Written request -
Check each line of the material. Copy those containing "JSON".

Exercise input -
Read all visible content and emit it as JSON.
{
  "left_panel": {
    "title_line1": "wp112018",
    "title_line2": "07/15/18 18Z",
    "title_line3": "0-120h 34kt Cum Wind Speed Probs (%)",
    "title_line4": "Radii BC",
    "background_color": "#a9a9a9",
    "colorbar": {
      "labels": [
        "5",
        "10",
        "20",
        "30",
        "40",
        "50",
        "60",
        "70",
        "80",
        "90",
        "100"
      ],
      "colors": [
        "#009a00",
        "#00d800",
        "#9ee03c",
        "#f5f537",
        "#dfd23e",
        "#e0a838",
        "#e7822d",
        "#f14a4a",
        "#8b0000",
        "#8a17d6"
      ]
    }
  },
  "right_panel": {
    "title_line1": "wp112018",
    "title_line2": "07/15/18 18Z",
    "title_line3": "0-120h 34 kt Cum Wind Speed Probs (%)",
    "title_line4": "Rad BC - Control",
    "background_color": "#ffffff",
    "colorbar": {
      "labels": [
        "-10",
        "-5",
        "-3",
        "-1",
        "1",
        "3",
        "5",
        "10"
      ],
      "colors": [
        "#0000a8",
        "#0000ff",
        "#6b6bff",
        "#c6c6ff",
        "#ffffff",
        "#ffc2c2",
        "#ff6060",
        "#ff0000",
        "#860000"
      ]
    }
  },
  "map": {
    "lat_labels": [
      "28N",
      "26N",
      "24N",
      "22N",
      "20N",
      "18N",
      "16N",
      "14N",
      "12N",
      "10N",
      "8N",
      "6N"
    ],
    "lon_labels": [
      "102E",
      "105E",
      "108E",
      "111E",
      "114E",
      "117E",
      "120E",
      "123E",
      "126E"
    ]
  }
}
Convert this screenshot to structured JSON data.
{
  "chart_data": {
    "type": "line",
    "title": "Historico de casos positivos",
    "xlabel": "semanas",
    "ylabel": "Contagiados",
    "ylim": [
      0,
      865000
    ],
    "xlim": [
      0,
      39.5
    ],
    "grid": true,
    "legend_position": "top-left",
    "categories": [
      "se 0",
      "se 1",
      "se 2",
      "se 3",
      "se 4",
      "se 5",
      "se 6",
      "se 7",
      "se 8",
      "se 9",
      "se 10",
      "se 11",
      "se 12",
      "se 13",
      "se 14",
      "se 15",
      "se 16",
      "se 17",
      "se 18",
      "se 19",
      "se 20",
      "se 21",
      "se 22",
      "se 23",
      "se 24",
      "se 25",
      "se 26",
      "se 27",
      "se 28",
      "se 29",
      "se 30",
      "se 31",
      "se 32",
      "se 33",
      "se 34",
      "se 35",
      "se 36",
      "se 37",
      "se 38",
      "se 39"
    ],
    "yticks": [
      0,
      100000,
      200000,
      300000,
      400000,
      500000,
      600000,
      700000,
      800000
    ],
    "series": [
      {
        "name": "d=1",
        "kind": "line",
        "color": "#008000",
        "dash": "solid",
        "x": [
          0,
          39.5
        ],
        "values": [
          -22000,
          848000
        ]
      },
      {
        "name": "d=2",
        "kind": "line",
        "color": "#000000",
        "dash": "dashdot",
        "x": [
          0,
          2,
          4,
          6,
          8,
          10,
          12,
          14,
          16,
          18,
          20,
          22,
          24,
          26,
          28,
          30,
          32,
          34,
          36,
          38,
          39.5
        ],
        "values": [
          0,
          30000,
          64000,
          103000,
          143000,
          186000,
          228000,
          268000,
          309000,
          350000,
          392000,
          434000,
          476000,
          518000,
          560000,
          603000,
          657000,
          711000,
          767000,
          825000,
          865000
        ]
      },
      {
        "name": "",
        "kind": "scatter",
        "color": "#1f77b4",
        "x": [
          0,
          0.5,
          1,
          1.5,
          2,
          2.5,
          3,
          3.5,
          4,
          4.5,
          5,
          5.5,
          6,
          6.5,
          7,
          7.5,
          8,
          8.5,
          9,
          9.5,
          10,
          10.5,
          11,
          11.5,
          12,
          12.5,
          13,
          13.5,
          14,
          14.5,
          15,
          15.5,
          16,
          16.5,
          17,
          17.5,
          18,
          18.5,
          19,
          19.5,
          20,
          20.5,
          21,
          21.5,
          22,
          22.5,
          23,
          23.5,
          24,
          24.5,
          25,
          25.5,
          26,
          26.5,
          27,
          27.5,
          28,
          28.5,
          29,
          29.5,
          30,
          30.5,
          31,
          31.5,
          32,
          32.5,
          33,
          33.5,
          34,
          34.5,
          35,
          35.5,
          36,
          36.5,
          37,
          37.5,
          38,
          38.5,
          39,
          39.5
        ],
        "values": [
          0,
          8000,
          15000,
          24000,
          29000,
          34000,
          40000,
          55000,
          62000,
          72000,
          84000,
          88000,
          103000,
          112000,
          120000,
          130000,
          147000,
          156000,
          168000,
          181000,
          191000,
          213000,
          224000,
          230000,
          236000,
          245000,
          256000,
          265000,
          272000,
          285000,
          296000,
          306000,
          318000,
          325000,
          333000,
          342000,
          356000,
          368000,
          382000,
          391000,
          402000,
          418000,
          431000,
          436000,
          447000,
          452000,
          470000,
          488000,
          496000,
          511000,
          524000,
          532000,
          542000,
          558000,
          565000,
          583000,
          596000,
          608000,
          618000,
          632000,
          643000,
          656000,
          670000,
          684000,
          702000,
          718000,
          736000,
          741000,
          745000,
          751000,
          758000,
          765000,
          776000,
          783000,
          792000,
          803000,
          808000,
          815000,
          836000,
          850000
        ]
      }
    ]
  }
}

Solution to the problem -
Read all visible content and emit it as JSON.
Convert this screenshot to structured JSON data.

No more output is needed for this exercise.